Stored data:
# # #

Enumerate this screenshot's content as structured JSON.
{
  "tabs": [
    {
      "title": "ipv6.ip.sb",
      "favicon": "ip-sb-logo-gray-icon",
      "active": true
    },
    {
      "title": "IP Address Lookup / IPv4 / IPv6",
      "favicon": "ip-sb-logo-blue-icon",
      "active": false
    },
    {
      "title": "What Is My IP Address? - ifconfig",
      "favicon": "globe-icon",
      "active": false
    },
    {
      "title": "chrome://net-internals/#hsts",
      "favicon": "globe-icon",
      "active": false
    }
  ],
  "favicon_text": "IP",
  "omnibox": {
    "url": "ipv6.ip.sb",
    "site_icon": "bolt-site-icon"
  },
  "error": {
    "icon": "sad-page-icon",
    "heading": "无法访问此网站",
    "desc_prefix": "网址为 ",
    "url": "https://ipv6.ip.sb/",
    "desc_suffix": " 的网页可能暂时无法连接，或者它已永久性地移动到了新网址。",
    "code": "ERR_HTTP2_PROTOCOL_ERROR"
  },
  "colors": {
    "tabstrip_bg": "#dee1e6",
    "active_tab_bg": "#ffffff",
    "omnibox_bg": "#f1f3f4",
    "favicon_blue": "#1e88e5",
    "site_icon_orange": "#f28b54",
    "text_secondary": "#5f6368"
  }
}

# # #

> AIM OF THE EXERCISE
Copy the data above exactly. Every line must be included.

> THE ANSWER
Enumerate this screenshot's content as structured JSON.
{
  "tabs": [
    {
      "title": "ipv6.ip.sb",
      "favicon": "ip-sb-logo-gray-icon",
      "active": true
    },
    {
      "title": "IP Address Lookup / IPv4 / IPv6",
      "favicon": "ip-sb-logo-blue-icon",
      "active": false
    },
    {
      "title": "What Is My IP Address? - ifconfig",
      "favicon": "globe-icon",
      "active": false
    },
    {
      "title": "chrome://net-internals/#hsts",
      "favicon": "globe-icon",
      "active": false
    }
  ],
  "favicon_text": "IP",
  "omnibox": {
    "url": "ipv6.ip.sb",
    "site_icon": "bolt-site-icon"
  },
  "error": {
    "icon": "sad-page-icon",
    "heading": "无法访问此网站",
    "desc_prefix": "网址为 ",
    "url": "https://ipv6.ip.sb/",
    "desc_suffix": " 的网页可能暂时无法连接，或者它已永久性地移动到了新网址。",
    "code": "ERR_HTTP2_PROTOCOL_ERROR"
  },
  "colors": {
    "tabstrip_bg": "#dee1e6",
    "active_tab_bg": "#ffffff",
    "omnibox_bg": "#f1f3f4",
    "favicon_blue": "#1e88e5",
    "site_icon_orange": "#f28b54",
    "text_secondary": "#5f6368"
  }
}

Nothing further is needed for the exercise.